> Task brief: The data below must be copied in full and without any change.

--- BEGIN Stored data ---

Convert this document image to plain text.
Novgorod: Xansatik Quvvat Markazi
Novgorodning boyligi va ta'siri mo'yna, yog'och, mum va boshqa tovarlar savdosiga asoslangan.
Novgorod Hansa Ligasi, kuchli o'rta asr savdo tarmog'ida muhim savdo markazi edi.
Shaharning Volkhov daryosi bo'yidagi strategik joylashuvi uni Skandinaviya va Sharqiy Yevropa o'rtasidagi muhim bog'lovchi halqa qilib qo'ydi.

--- END Stored data ---

> Output for this exercise:
Convert this document image to plain text.
Novgorod: Xansatik Quvvat Markazi
Novgorodning boyligi va ta'siri mo'yna, yog'och, mum va boshqa tovarlar savdosiga asoslangan.
Novgorod Hansa Ligasi, kuchli o'rta asr savdo tarmog'ida muhim savdo markazi edi.
Shaharning Volkhov daryosi bo'yidagi strategik joylashuvi uni Skandinaviya va Sharqiy Yevropa o'rtasidagi muhim bog'lovchi halqa qilib qo'ydi.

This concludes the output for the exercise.